## Records for the exercise
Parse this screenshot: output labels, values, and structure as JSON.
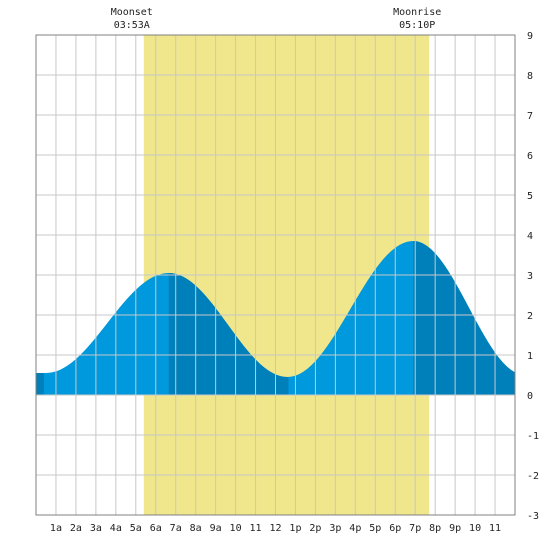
{
  "chart_data": {
    "type": "area",
    "xlabel": "",
    "ylabel": "",
    "grid": true,
    "x_range_hours": [
      0,
      24
    ],
    "ylim": [
      -3,
      9
    ],
    "x_tick_labels": [
      "1a",
      "2a",
      "3a",
      "4a",
      "5a",
      "6a",
      "7a",
      "8a",
      "9a",
      "10",
      "11",
      "12",
      "1p",
      "2p",
      "3p",
      "4p",
      "5p",
      "6p",
      "7p",
      "8p",
      "9p",
      "10",
      "11"
    ],
    "y_ticks": [
      -3,
      -2,
      -1,
      0,
      1,
      2,
      3,
      4,
      5,
      6,
      7,
      8,
      9
    ],
    "daylight": {
      "start_hour": 5.4,
      "end_hour": 19.7,
      "color": "#f0e68c"
    },
    "moon_events": [
      {
        "name": "Moonset",
        "time": "03:53A",
        "hour": 5.4
      },
      {
        "name": "Moonrise",
        "time": "05:10P",
        "hour": 19.7
      }
    ],
    "tide_points": [
      {
        "hour": 0.5,
        "height": 0.55
      },
      {
        "hour": 6.65,
        "height": 3.05
      },
      {
        "hour": 12.6,
        "height": 0.45
      },
      {
        "hour": 18.9,
        "height": 3.85
      },
      {
        "hour": 24.5,
        "height": 0.5
      }
    ],
    "dark_bands_hours": [
      [
        0,
        0.4
      ],
      [
        6.65,
        12.65
      ],
      [
        18.9,
        24
      ]
    ],
    "colors": {
      "tide_light": "#0099dd",
      "tide_dark": "#0080bb",
      "grid": "#c8c8c8",
      "border": "#808080"
    }
  }
}
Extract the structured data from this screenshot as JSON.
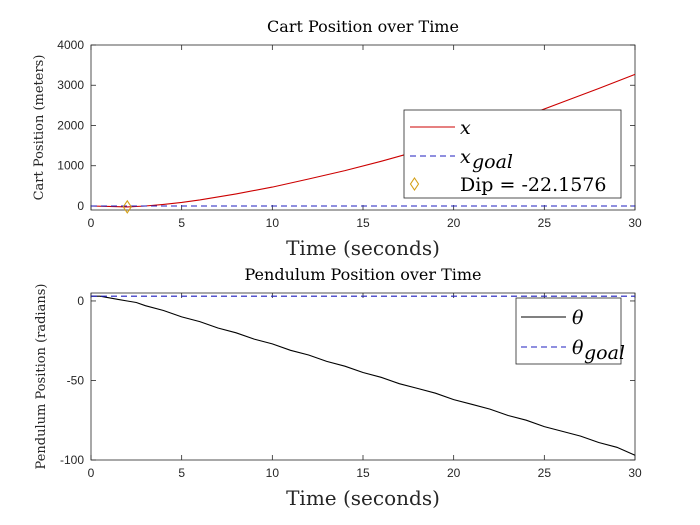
{
  "chart_data": [
    {
      "type": "line",
      "title": "Cart Position over Time",
      "xlabel": "Time (seconds)",
      "ylabel": "Cart Position (meters)",
      "xlim": [
        0,
        30
      ],
      "ylim": [
        -100,
        4000
      ],
      "xticks": [
        "0",
        "5",
        "10",
        "15",
        "20",
        "25",
        "30"
      ],
      "yticks": [
        "0",
        "1000",
        "2000",
        "3000",
        "4000"
      ],
      "legend_position": "right",
      "series": [
        {
          "name": "x",
          "color": "#cc0000",
          "style": "solid",
          "x": [
            0,
            1,
            2,
            3,
            4,
            5,
            6,
            8,
            10,
            12,
            14,
            16,
            18,
            20,
            22,
            24,
            26,
            28,
            30
          ],
          "y": [
            0,
            -10,
            -22,
            0,
            40,
            90,
            150,
            300,
            470,
            670,
            880,
            1110,
            1360,
            1630,
            1920,
            2240,
            2580,
            2920,
            3270
          ]
        },
        {
          "name": "x_goal",
          "color": "#1f1fbf",
          "style": "dashed",
          "x": [
            0,
            30
          ],
          "y": [
            0,
            0
          ]
        }
      ],
      "marker": {
        "name": "Dip = -22.1576",
        "x": 2.0,
        "y": -22.1576,
        "color": "#d4a017"
      },
      "legend": [
        {
          "label": "x",
          "sub": ""
        },
        {
          "label": "x",
          "sub": "goal"
        },
        {
          "label": "Dip = -22.1576",
          "sub": ""
        }
      ]
    },
    {
      "type": "line",
      "title": "Pendulum Position over Time",
      "xlabel": "Time (seconds)",
      "ylabel": "Pendulum Position (radians)",
      "xlim": [
        0,
        30
      ],
      "ylim": [
        -100,
        5
      ],
      "xticks": [
        "0",
        "5",
        "10",
        "15",
        "20",
        "25",
        "30"
      ],
      "yticks": [
        "0",
        "-50",
        "-100"
      ],
      "legend_position": "top-right",
      "series": [
        {
          "name": "theta",
          "color": "#000000",
          "style": "solid",
          "x": [
            0,
            0.5,
            1,
            1.5,
            2,
            2.5,
            3,
            4,
            5,
            6,
            7,
            8,
            9,
            10,
            11,
            12,
            13,
            14,
            15,
            16,
            17,
            18,
            19,
            20,
            21,
            22,
            23,
            24,
            25,
            26,
            27,
            28,
            29,
            30
          ],
          "y": [
            3,
            3,
            2,
            1,
            0,
            -1,
            -3,
            -6,
            -10,
            -13,
            -17,
            -20,
            -24,
            -27,
            -31,
            -34,
            -38,
            -41,
            -45,
            -48,
            -52,
            -55,
            -58,
            -62,
            -65,
            -68,
            -72,
            -75,
            -79,
            -82,
            -85,
            -89,
            -92,
            -97
          ]
        },
        {
          "name": "theta_goal",
          "color": "#1f1fbf",
          "style": "dashed",
          "x": [
            0,
            30
          ],
          "y": [
            3,
            3
          ]
        }
      ],
      "legend": [
        {
          "label": "θ",
          "sub": ""
        },
        {
          "label": "θ",
          "sub": "goal"
        }
      ]
    }
  ]
}
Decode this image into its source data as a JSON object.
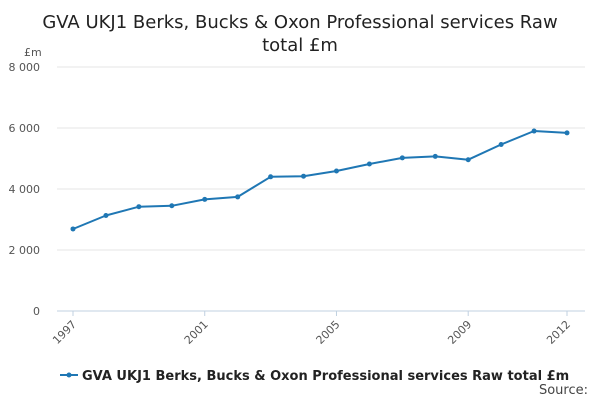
{
  "title_line1": "GVA UKJ1 Berks, Bucks & Oxon Professional services Raw",
  "title_line2": "total £m",
  "y_unit": "£m",
  "source_label": "Source:",
  "legend_label": "GVA UKJ1 Berks, Bucks & Oxon Professional services Raw total £m",
  "series_color": "#1f77b4",
  "chart_data": {
    "type": "line",
    "title": "GVA UKJ1 Berks, Bucks & Oxon Professional services Raw total £m",
    "xlabel": "",
    "ylabel": "£m",
    "x": [
      1997,
      1998,
      1999,
      2000,
      2001,
      2002,
      2003,
      2004,
      2005,
      2006,
      2007,
      2008,
      2009,
      2010,
      2011,
      2012
    ],
    "series": [
      {
        "name": "GVA UKJ1 Berks, Bucks & Oxon Professional services Raw total £m",
        "values": [
          2690,
          3130,
          3420,
          3450,
          3660,
          3740,
          4400,
          4420,
          4590,
          4820,
          5020,
          5070,
          4960,
          5460,
          5900,
          5840
        ]
      }
    ],
    "ylim": [
      0,
      8000
    ],
    "y_ticks": [
      0,
      2000,
      4000,
      6000,
      8000
    ],
    "y_tick_labels": [
      "0",
      "2 000",
      "4 000",
      "6 000",
      "8 000"
    ],
    "x_ticks": [
      1997,
      2001,
      2005,
      2009,
      2012
    ],
    "x_tick_labels": [
      "1997",
      "2001",
      "2005",
      "2009",
      "2012"
    ],
    "grid": true,
    "legend_position": "bottom-left"
  }
}
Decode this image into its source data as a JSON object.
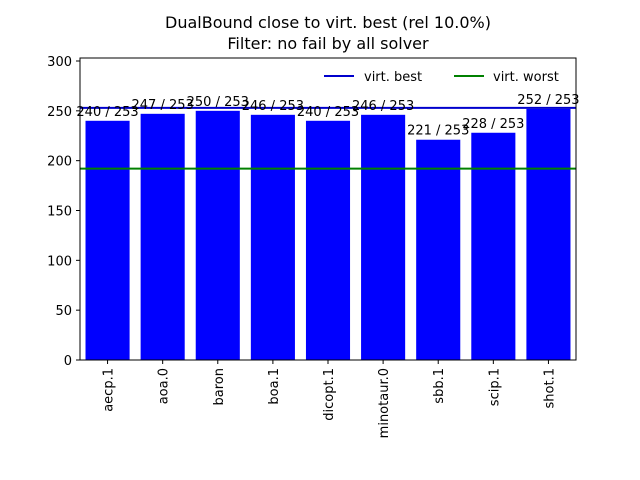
{
  "chart_data": {
    "type": "bar",
    "title": "DualBound close to virt. best (rel 10.0%)",
    "subtitle": "Filter: no fail by all solver",
    "xlabel": "",
    "ylabel": "",
    "categories": [
      "aecp.1",
      "aoa.0",
      "baron",
      "boa.1",
      "dicopt.1",
      "minotaur.0",
      "sbb.1",
      "scip.1",
      "shot.1"
    ],
    "values": [
      240,
      247,
      250,
      246,
      240,
      246,
      221,
      228,
      252
    ],
    "data_labels": [
      "240 / 253",
      "247 / 253",
      "250 / 253",
      "246 / 253",
      "240 / 253",
      "246 / 253",
      "221 / 253",
      "228 / 253",
      "252 / 253"
    ],
    "ylim": [
      0,
      303
    ],
    "yticks": [
      0,
      50,
      100,
      150,
      200,
      250,
      300
    ],
    "bar_color": "#0000ff",
    "reference_lines": [
      {
        "name": "virt. best",
        "value": 253,
        "color": "#0000cc"
      },
      {
        "name": "virt. worst",
        "value": 192,
        "color": "#008000"
      }
    ],
    "legend_position": "top-right",
    "grid": false
  }
}
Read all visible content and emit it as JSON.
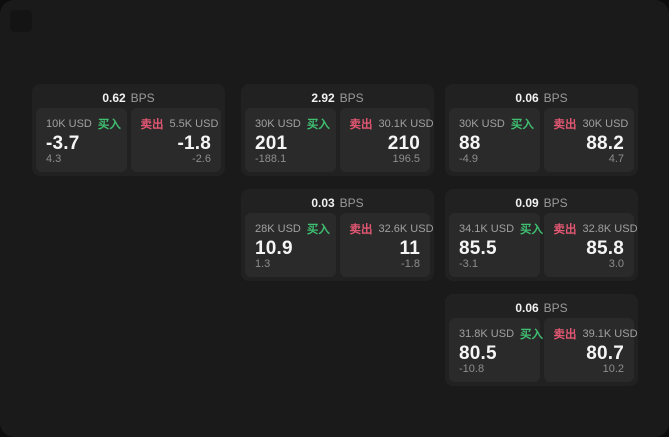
{
  "page": {
    "canvas_bg": "#1a1a1a",
    "card_bg": "#212121",
    "panel_bg": "#2a2a2a"
  },
  "labels": {
    "bps_suffix": "BPS",
    "buy": "买入",
    "sell": "卖出"
  },
  "colors": {
    "buy": "#3fbf70",
    "sell": "#e25672"
  },
  "cards": [
    {
      "bps": "0.62",
      "row": 1,
      "col": 1,
      "buy": {
        "size": "10K USD",
        "price": "-3.7",
        "delta": "4.3"
      },
      "sell": {
        "size": "5.5K USD",
        "price": "-1.8",
        "delta": "-2.6"
      }
    },
    {
      "bps": "2.92",
      "row": 1,
      "col": 2,
      "buy": {
        "size": "30K USD",
        "price": "201",
        "delta": "-188.1"
      },
      "sell": {
        "size": "30.1K USD",
        "price": "210",
        "delta": "196.5"
      }
    },
    {
      "bps": "0.06",
      "row": 1,
      "col": 3,
      "buy": {
        "size": "30K USD",
        "price": "88",
        "delta": "-4.9"
      },
      "sell": {
        "size": "30K USD",
        "price": "88.2",
        "delta": "4.7"
      }
    },
    {
      "bps": "0.03",
      "row": 2,
      "col": 2,
      "buy": {
        "size": "28K USD",
        "price": "10.9",
        "delta": "1.3"
      },
      "sell": {
        "size": "32.6K USD",
        "price": "11",
        "delta": "-1.8"
      }
    },
    {
      "bps": "0.09",
      "row": 2,
      "col": 3,
      "buy": {
        "size": "34.1K USD",
        "price": "85.5",
        "delta": "-3.1"
      },
      "sell": {
        "size": "32.8K USD",
        "price": "85.8",
        "delta": "3.0"
      }
    },
    {
      "bps": "0.06",
      "row": 3,
      "col": 3,
      "buy": {
        "size": "31.8K USD",
        "price": "80.5",
        "delta": "-10.8"
      },
      "sell": {
        "size": "39.1K USD",
        "price": "80.7",
        "delta": "10.2"
      }
    }
  ]
}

## Direction
State the number of lines in the records that contain the string "Cart", and nothing more.

## Solution to this problem
2